**WHAT YOU NEED TO DO**: Copy out the entries below precisely; nothing is to be omitted.
**** DATA FOR THIS TASK ****
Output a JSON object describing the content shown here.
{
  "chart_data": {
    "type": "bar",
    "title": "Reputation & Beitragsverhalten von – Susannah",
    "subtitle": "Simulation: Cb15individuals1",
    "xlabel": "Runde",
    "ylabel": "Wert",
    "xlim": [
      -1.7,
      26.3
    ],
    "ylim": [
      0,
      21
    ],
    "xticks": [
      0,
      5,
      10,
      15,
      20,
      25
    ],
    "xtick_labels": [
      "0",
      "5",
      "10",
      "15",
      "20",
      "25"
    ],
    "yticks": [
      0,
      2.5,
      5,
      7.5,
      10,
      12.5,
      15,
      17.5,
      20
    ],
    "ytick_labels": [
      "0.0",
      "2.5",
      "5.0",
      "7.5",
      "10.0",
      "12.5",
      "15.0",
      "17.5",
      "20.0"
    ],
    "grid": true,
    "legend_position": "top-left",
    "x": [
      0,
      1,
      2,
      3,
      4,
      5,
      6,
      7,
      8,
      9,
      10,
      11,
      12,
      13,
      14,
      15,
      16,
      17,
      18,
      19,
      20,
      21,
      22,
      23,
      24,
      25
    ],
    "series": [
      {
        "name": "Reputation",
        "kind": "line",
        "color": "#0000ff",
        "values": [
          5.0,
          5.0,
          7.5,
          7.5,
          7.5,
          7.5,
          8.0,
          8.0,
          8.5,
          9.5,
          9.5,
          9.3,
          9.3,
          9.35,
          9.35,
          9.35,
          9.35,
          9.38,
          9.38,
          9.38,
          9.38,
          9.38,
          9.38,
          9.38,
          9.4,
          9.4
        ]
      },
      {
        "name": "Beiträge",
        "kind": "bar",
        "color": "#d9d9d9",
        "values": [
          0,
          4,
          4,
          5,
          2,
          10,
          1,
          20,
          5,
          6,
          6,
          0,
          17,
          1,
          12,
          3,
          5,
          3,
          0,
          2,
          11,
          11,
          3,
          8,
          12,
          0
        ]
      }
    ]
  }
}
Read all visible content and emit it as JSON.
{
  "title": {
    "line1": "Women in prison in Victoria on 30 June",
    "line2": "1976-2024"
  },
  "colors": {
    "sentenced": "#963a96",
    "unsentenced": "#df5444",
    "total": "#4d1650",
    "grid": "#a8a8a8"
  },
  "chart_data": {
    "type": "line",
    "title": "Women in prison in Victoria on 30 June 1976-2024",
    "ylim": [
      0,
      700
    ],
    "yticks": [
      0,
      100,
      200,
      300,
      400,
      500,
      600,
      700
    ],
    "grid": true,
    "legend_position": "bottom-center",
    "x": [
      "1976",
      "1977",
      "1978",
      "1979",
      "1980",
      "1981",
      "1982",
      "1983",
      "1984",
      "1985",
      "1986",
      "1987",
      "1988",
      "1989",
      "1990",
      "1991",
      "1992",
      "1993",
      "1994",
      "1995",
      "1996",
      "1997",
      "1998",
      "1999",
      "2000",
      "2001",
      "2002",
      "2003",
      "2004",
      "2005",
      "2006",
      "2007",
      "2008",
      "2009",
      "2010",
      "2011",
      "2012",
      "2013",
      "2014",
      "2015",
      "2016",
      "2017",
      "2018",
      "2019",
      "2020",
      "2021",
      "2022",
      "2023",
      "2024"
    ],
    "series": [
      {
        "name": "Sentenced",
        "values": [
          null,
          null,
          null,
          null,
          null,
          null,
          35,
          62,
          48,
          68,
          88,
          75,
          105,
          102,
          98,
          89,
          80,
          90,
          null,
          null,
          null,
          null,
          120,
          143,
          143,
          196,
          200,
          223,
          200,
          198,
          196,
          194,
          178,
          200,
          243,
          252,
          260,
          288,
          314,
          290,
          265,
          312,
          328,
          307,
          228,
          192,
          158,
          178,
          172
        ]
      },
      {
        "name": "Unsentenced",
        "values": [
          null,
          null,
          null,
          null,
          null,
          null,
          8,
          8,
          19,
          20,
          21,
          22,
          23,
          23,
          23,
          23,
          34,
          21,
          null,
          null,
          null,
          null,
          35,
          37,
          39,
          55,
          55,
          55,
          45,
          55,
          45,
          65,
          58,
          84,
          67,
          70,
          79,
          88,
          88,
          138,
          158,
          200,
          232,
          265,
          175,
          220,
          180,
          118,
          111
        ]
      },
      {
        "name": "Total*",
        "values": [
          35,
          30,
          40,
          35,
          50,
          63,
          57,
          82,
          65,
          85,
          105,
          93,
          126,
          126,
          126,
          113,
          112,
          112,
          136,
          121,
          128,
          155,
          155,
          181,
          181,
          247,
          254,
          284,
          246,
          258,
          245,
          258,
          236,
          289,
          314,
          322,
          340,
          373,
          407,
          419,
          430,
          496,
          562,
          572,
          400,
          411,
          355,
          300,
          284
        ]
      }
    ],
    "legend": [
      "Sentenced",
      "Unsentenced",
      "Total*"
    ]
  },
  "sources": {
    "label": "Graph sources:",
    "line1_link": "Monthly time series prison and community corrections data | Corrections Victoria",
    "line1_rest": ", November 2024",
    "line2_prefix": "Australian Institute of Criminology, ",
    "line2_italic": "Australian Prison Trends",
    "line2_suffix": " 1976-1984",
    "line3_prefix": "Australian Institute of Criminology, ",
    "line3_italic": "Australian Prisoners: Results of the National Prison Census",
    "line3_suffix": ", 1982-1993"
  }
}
****
**RESPONSE**:
Output a JSON object describing the content shown here.
{
  "chart_data": {
    "type": "bar",
    "title": "Reputation & Beitragsverhalten von – Susannah",
    "subtitle": "Simulation: Cb15individuals1",
    "xlabel": "Runde",
    "ylabel": "Wert",
    "xlim": [
      -1.7,
      26.3
    ],
    "ylim": [
      0,
      21
    ],
    "xticks": [
      0,
      5,
      10,
      15,
      20,
      25
    ],
    "xtick_labels": [
      "0",
      "5",
      "10",
      "15",
      "20",
      "25"
    ],
    "yticks": [
      0,
      2.5,
      5,
      7.5,
      10,
      12.5,
      15,
      17.5,
      20
    ],
    "ytick_labels": [
      "0.0",
      "2.5",
      "5.0",
      "7.5",
      "10.0",
      "12.5",
      "15.0",
      "17.5",
      "20.0"
    ],
    "grid": true,
    "legend_position": "top-left",
    "x": [
      0,
      1,
      2,
      3,
      4,
      5,
      6,
      7,
      8,
      9,
      10,
      11,
      12,
      13,
      14,
      15,
      16,
      17,
      18,
      19,
      20,
      21,
      22,
      23,
      24,
      25
    ],
    "series": [
      {
        "name": "Reputation",
        "kind": "line",
        "color": "#0000ff",
        "values": [
          5.0,
          5.0,
          7.5,
          7.5,
          7.5,
          7.5,
          8.0,
          8.0,
          8.5,
          9.5,
          9.5,
          9.3,
          9.3,
          9.35,
          9.35,
          9.35,
          9.35,
          9.38,
          9.38,
          9.38,
          9.38,
          9.38,
          9.38,
          9.38,
          9.4,
          9.4
        ]
      },
      {
        "name": "Beiträge",
        "kind": "bar",
        "color": "#d9d9d9",
        "values": [
          0,
          4,
          4,
          5,
          2,
          10,
          1,
          20,
          5,
          6,
          6,
          0,
          17,
          1,
          12,
          3,
          5,
          3,
          0,
          2,
          11,
          11,
          3,
          8,
          12,
          0
        ]
      }
    ]
  }
}
Read all visible content and emit it as JSON.
{
  "title": {
    "line1": "Women in prison in Victoria on 30 June",
    "line2": "1976-2024"
  },
  "colors": {
    "sentenced": "#963a96",
    "unsentenced": "#df5444",
    "total": "#4d1650",
    "grid": "#a8a8a8"
  },
  "chart_data": {
    "type": "line",
    "title": "Women in prison in Victoria on 30 June 1976-2024",
    "ylim": [
      0,
      700
    ],
    "yticks": [
      0,
      100,
      200,
      300,
      400,
      500,
      600,
      700
    ],
    "grid": true,
    "legend_position": "bottom-center",
    "x": [
      "1976",
      "1977",
      "1978",
      "1979",
      "1980",
      "1981",
      "1982",
      "1983",
      "1984",
      "1985",
      "1986",
      "1987",
      "1988",
      "1989",
      "1990",
      "1991",
      "1992",
      "1993",
      "1994",
      "1995",
      "1996",
      "1997",
      "1998",
      "1999",
      "2000",
      "2001",
      "2002",
      "2003",
      "2004",
      "2005",
      "2006",
      "2007",
      "2008",
      "2009",
      "2010",
      "2011",
      "2012",
      "2013",
      "2014",
      "2015",
      "2016",
      "2017",
      "2018",
      "2019",
      "2020",
      "2021",
      "2022",
      "2023",
      "2024"
    ],
    "series": [
      {
        "name": "Sentenced",
        "values": [
          null,
          null,
          null,
          null,
          null,
          null,
          35,
          62,
          48,
          68,
          88,
          75,
          105,
          102,
          98,
          89,
          80,
          90,
          null,
          null,
          null,
          null,
          120,
          143,
          143,
          196,
          200,
          223,
          200,
          198,
          196,
          194,
          178,
          200,
          243,
          252,
          260,
          288,
          314,
          290,
          265,
          312,
          328,
          307,
          228,
          192,
          158,
          178,
          172
        ]
      },
      {
        "name": "Unsentenced",
        "values": [
          null,
          null,
          null,
          null,
          null,
          null,
          8,
          8,
          19,
          20,
          21,
          22,
          23,
          23,
          23,
          23,
          34,
          21,
          null,
          null,
          null,
          null,
          35,
          37,
          39,
          55,
          55,
          55,
          45,
          55,
          45,
          65,
          58,
          84,
          67,
          70,
          79,
          88,
          88,
          138,
          158,
          200,
          232,
          265,
          175,
          220,
          180,
          118,
          111
        ]
      },
      {
        "name": "Total*",
        "values": [
          35,
          30,
          40,
          35,
          50,
          63,
          57,
          82,
          65,
          85,
          105,
          93,
          126,
          126,
          126,
          113,
          112,
          112,
          136,
          121,
          128,
          155,
          155,
          181,
          181,
          247,
          254,
          284,
          246,
          258,
          245,
          258,
          236,
          289,
          314,
          322,
          340,
          373,
          407,
          419,
          430,
          496,
          562,
          572,
          400,
          411,
          355,
          300,
          284
        ]
      }
    ],
    "legend": [
      "Sentenced",
      "Unsentenced",
      "Total*"
    ]
  },
  "sources": {
    "label": "Graph sources:",
    "line1_link": "Monthly time series prison and community corrections data | Corrections Victoria",
    "line1_rest": ", November 2024",
    "line2_prefix": "Australian Institute of Criminology, ",
    "line2_italic": "Australian Prison Trends",
    "line2_suffix": " 1976-1984",
    "line3_prefix": "Australian Institute of Criminology, ",
    "line3_italic": "Australian Prisoners: Results of the National Prison Census",
    "line3_suffix": ", 1982-1993"
  }
}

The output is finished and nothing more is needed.